Leave out the pictures and repeat the rest of the material exactly.

--- START OF INPUT DATA ---

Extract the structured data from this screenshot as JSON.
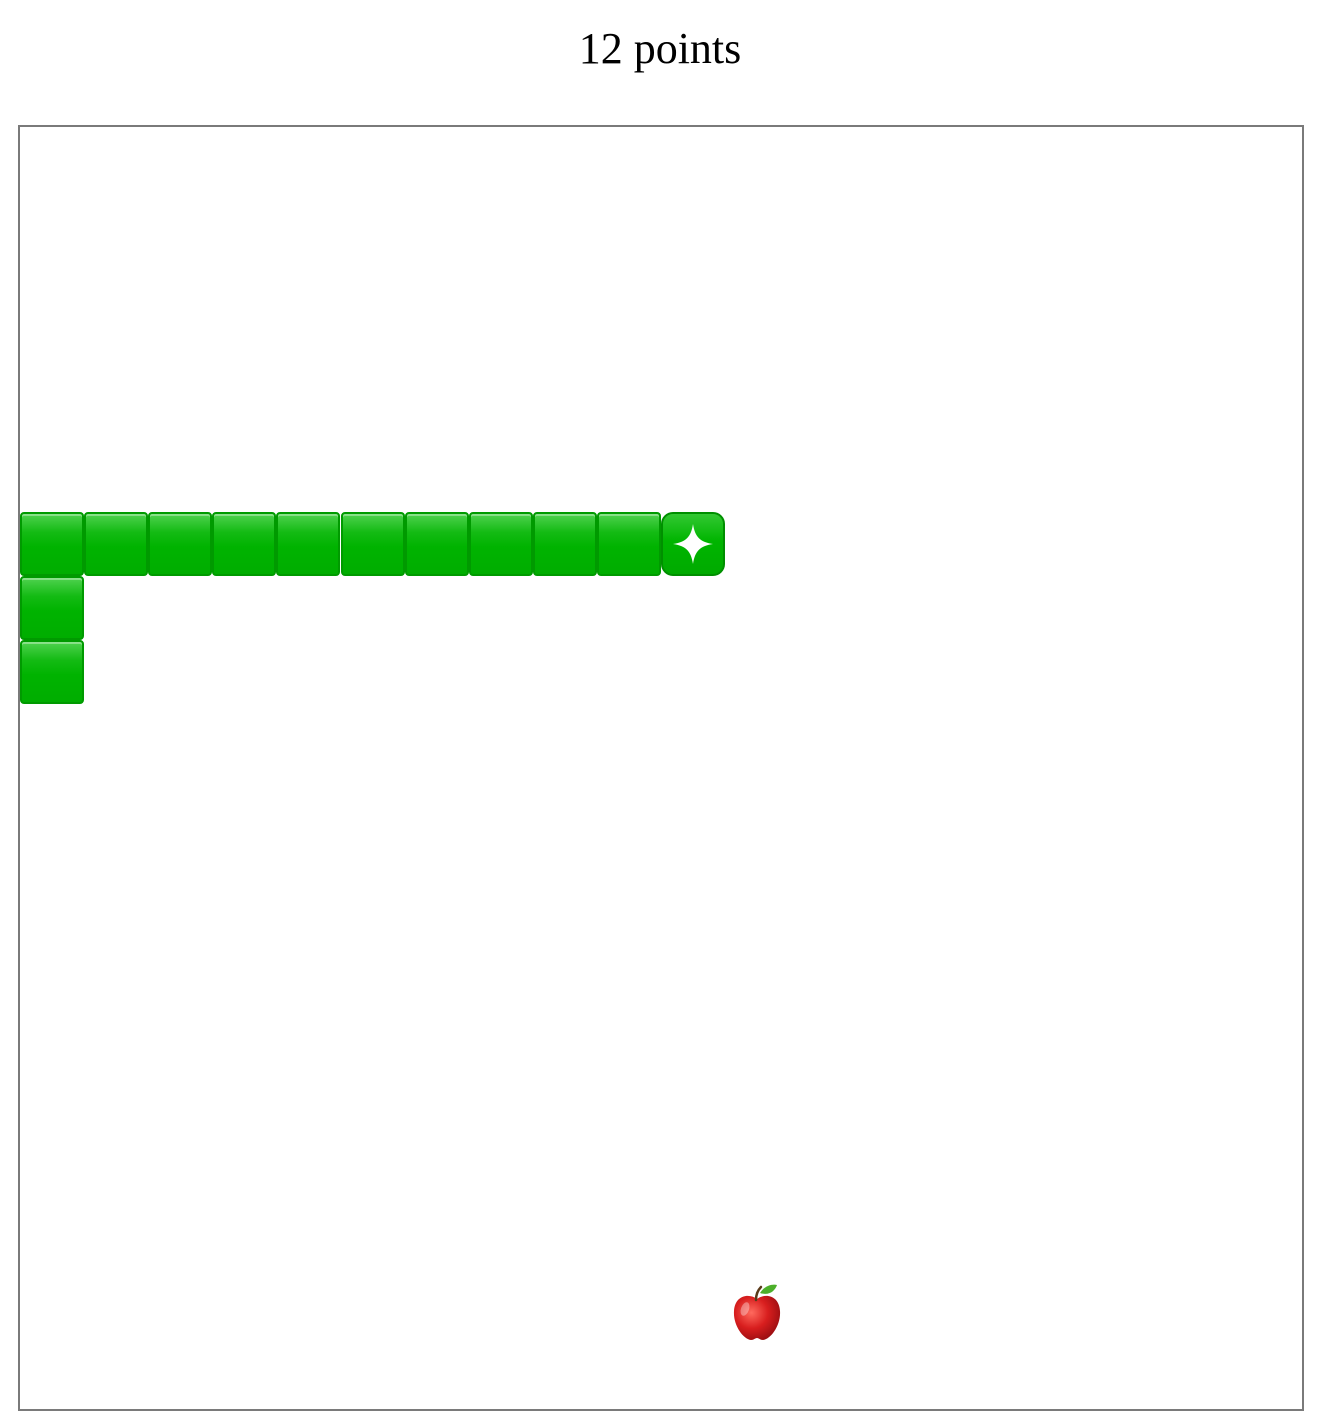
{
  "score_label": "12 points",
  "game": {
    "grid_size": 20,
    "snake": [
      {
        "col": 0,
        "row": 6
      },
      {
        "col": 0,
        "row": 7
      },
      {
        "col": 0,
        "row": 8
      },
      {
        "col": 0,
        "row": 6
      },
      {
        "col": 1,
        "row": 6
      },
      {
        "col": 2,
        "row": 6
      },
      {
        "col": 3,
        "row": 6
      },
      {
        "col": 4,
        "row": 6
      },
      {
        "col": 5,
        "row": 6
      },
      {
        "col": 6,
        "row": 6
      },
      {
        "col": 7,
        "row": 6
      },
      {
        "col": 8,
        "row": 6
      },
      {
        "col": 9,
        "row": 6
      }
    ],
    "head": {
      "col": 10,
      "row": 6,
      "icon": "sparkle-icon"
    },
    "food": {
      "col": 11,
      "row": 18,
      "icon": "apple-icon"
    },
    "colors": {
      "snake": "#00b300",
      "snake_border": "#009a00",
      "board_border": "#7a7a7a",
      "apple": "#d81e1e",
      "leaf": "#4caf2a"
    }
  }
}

--- END OF INPUT DATA ---

__RIGHT ANSWER__
Extract the structured data from this screenshot as JSON.
{
  "score_label": "12 points",
  "game": {
    "grid_size": 20,
    "snake": [
      {
        "col": 0,
        "row": 6
      },
      {
        "col": 0,
        "row": 7
      },
      {
        "col": 0,
        "row": 8
      },
      {
        "col": 0,
        "row": 6
      },
      {
        "col": 1,
        "row": 6
      },
      {
        "col": 2,
        "row": 6
      },
      {
        "col": 3,
        "row": 6
      },
      {
        "col": 4,
        "row": 6
      },
      {
        "col": 5,
        "row": 6
      },
      {
        "col": 6,
        "row": 6
      },
      {
        "col": 7,
        "row": 6
      },
      {
        "col": 8,
        "row": 6
      },
      {
        "col": 9,
        "row": 6
      }
    ],
    "head": {
      "col": 10,
      "row": 6,
      "icon": "sparkle-icon"
    },
    "food": {
      "col": 11,
      "row": 18,
      "icon": "apple-icon"
    },
    "colors": {
      "snake": "#00b300",
      "snake_border": "#009a00",
      "board_border": "#7a7a7a",
      "apple": "#d81e1e",
      "leaf": "#4caf2a"
    }
  }
}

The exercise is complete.